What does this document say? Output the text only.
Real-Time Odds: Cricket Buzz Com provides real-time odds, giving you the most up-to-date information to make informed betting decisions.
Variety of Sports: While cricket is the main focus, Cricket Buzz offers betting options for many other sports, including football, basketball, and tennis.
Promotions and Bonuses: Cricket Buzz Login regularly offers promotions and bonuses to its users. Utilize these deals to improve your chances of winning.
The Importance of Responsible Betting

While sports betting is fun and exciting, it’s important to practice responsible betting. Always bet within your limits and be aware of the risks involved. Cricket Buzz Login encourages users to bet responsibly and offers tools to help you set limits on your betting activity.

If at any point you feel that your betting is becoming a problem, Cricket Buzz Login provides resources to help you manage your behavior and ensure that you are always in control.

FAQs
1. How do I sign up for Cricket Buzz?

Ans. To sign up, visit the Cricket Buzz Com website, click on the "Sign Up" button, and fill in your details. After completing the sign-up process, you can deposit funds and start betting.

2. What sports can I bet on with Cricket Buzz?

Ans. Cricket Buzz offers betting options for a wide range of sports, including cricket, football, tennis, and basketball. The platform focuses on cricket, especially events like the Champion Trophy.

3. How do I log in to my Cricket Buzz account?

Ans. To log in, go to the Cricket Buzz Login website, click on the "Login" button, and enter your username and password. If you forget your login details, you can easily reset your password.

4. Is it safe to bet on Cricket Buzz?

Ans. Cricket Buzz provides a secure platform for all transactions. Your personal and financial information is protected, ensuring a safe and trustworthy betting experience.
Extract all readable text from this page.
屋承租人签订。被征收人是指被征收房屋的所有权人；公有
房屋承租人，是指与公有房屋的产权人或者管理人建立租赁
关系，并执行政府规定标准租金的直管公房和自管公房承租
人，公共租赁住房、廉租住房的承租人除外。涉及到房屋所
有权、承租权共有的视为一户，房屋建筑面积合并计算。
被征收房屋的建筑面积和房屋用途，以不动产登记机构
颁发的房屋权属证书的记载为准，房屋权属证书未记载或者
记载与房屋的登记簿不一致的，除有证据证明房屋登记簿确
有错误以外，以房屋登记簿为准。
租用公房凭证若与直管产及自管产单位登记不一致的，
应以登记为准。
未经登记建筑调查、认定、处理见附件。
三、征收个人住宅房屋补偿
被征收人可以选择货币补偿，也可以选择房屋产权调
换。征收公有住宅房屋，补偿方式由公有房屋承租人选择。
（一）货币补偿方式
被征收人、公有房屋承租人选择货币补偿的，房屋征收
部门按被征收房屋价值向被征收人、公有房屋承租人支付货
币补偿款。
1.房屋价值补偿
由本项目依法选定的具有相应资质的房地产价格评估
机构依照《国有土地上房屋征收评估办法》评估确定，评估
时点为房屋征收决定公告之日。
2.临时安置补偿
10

Aim:
Quote exactly the line containing "Extract all readable text from this page." and every later line through the end of the listing, and no other lines.

Task answer:
Extract all readable text from this page.
屋承租人签订。被征收人是指被征收房屋的所有权人；公有
房屋承租人，是指与公有房屋的产权人或者管理人建立租赁
关系，并执行政府规定标准租金的直管公房和自管公房承租
人，公共租赁住房、廉租住房的承租人除外。涉及到房屋所
有权、承租权共有的视为一户，房屋建筑面积合并计算。
被征收房屋的建筑面积和房屋用途，以不动产登记机构
颁发的房屋权属证书的记载为准，房屋权属证书未记载或者
记载与房屋的登记簿不一致的，除有证据证明房屋登记簿确
有错误以外，以房屋登记簿为准。
租用公房凭证若与直管产及自管产单位登记不一致的，
应以登记为准。
未经登记建筑调查、认定、处理见附件。
三、征收个人住宅房屋补偿
被征收人可以选择货币补偿，也可以选择房屋产权调
换。征收公有住宅房屋，补偿方式由公有房屋承租人选择。
（一）货币补偿方式
被征收人、公有房屋承租人选择货币补偿的，房屋征收
部门按被征收房屋价值向被征收人、公有房屋承租人支付货
币补偿款。
1.房屋价值补偿
由本项目依法选定的具有相应资质的房地产价格评估
机构依照《国有土地上房屋征收评估办法》评估确定，评估
时点为房屋征收决定公告之日。
2.临时安置补偿
10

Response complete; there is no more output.